◆ TASK TO COMPLETE
Which lines in the data below contain the string "calendar"? Gather every one and copy each line in full.

Items listed in a dataset:
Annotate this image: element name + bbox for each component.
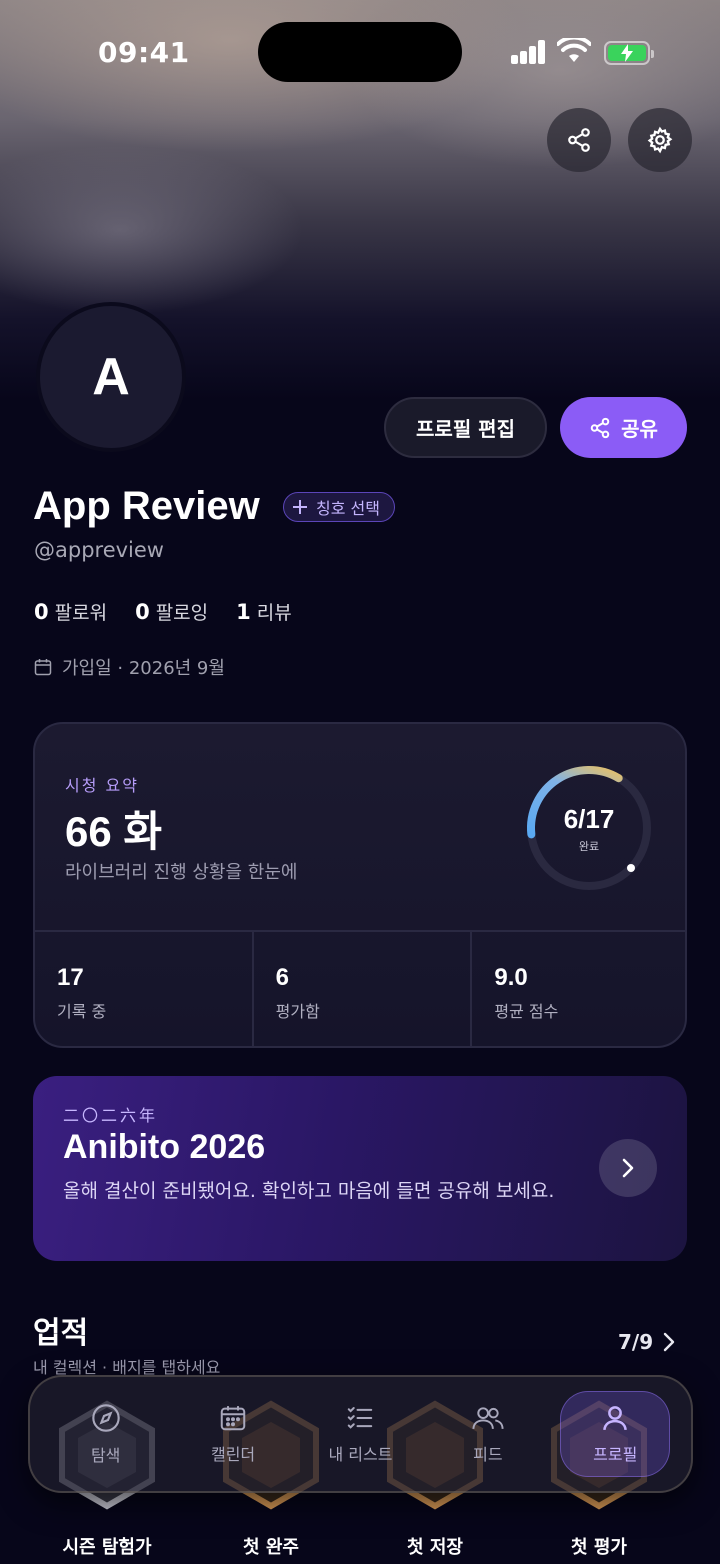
- joined-date: 가입일 · 2026년 9월: [34, 654, 225, 680]
- share-icon: [568, 128, 590, 152]
- recap-kicker: 二〇二六年: [63, 1106, 159, 1125]
- watch-summary-card[interactable]: 시청 요약 66 화 라이브러리 진행 상황을 한눈에 6/17 완료 17 기…: [33, 722, 687, 1048]
- tab-explore[interactable]: 탐색: [51, 1391, 161, 1477]
- people-icon: [472, 1407, 504, 1430]
- dynamic-island: [258, 22, 462, 82]
- chevron-right-icon: [622, 1158, 634, 1178]
- profile-name: App Review: [33, 484, 260, 528]
- share-button-label: 공유: [621, 417, 658, 441]
- tab-label: 캘린더: [210, 1445, 256, 1464]
- badge-name: 첫 완주: [243, 1537, 299, 1558]
- cellular-signal-icon: [511, 40, 547, 64]
- recap-open-button[interactable]: [599, 1139, 657, 1197]
- followers-label: 팔로워: [54, 602, 108, 624]
- stat-rated[interactable]: 6 평가함: [254, 932, 473, 1046]
- following-label: 팔로잉: [155, 602, 209, 624]
- followers-stat[interactable]: 0 팔로워: [34, 598, 107, 625]
- plus-icon: [293, 500, 307, 514]
- follow-stats: 0 팔로워 0 팔로잉 1 리뷰: [34, 598, 292, 625]
- tab-my-list[interactable]: 내 리스트: [305, 1391, 415, 1477]
- followers-count: 0: [34, 600, 49, 624]
- tab-label: 탐색: [90, 1446, 121, 1465]
- achievements-count: 7/9: [618, 1330, 654, 1354]
- badge-name: 첫 저장: [407, 1537, 463, 1558]
- badge-name: 시즌 탐험가: [62, 1537, 152, 1558]
- share-icon: [590, 417, 610, 438]
- following-stat[interactable]: 0 팔로잉: [135, 598, 208, 625]
- badge-name: 첫 평가: [571, 1537, 627, 1558]
- reviews-stat[interactable]: 1 리뷰: [236, 598, 292, 625]
- summary-stats: 17 기록 중 6 평가함 9.0 평균 점수: [35, 930, 685, 1046]
- wifi-icon: [557, 38, 591, 62]
- select-title-chip[interactable]: 칭호 선택: [283, 492, 395, 522]
- status-time: 09:41: [98, 36, 190, 69]
- tab-profile[interactable]: 프로필: [560, 1391, 671, 1477]
- tab-label: 내 리스트: [328, 1445, 393, 1464]
- bottom-tab-bar: 탐색 캘린더 내 리스트 피드 프로필: [28, 1375, 693, 1493]
- joined-text: 가입일 · 2026년 9월: [62, 658, 225, 679]
- select-title-label: 칭호 선택: [316, 499, 380, 518]
- progress-ring-dot: [627, 864, 635, 872]
- tab-calendar[interactable]: 캘린더: [178, 1391, 288, 1477]
- stat-value: 6: [275, 964, 290, 991]
- stat-label: 평가함: [275, 1002, 320, 1021]
- calendar-icon: [220, 1406, 246, 1431]
- stat-value: 17: [57, 964, 84, 991]
- stat-average-score[interactable]: 9.0 평균 점수: [472, 932, 685, 1046]
- progress-label: 완료: [578, 840, 600, 853]
- following-count: 0: [135, 600, 150, 624]
- stat-label: 평균 점수: [494, 1002, 559, 1021]
- tab-feed[interactable]: 피드: [433, 1391, 543, 1477]
- person-icon: [603, 1406, 628, 1431]
- yearly-recap-banner[interactable]: 二〇二六年 Anibito 2026 올해 결산이 준비됐어요. 확인하고 마음…: [33, 1076, 687, 1261]
- achievements-count-link[interactable]: 7/9: [618, 1330, 675, 1354]
- profile-handle: @appreview: [34, 538, 164, 562]
- tab-label: 피드: [473, 1445, 503, 1464]
- battery-icon: [604, 41, 654, 65]
- progress-value: 6/17: [563, 804, 615, 834]
- edit-profile-button[interactable]: 프로필 편집: [384, 397, 547, 458]
- stat-value: 9.0: [494, 964, 528, 991]
- summary-subtitle: 라이브러리 진행 상황을 한눈에: [65, 862, 298, 883]
- compass-icon: [91, 1404, 120, 1432]
- share-profile-button[interactable]: [547, 108, 611, 172]
- share-button[interactable]: 공유: [560, 397, 687, 458]
- summary-label: 시청 요약: [65, 776, 139, 795]
- gear-icon: [647, 126, 673, 154]
- reviews-count: 1: [236, 600, 251, 624]
- settings-button[interactable]: [628, 108, 692, 172]
- summary-value: 66 화: [65, 808, 163, 855]
- achievements-title: 업적: [33, 1316, 89, 1351]
- checklist-icon: [348, 1407, 373, 1429]
- tab-label: 프로필: [593, 1445, 638, 1464]
- stat-tracking[interactable]: 17 기록 중: [35, 932, 254, 1046]
- avatar[interactable]: A: [36, 302, 186, 452]
- chevron-right-icon: [663, 1332, 675, 1352]
- recap-description: 올해 결산이 준비됐어요. 확인하고 마음에 들면 공유해 보세요.: [63, 1180, 555, 1202]
- reviews-label: 리뷰: [256, 602, 292, 624]
- recap-title: Anibito 2026: [63, 1128, 266, 1166]
- calendar-icon: [34, 659, 52, 676]
- stat-label: 기록 중: [57, 1002, 107, 1021]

◆ FINISHED EXERCISE
- tab-calendar[interactable]: 캘린더: [178, 1391, 288, 1477]
- calendar-icon: [220, 1406, 246, 1431]
- calendar-icon: [34, 659, 52, 676]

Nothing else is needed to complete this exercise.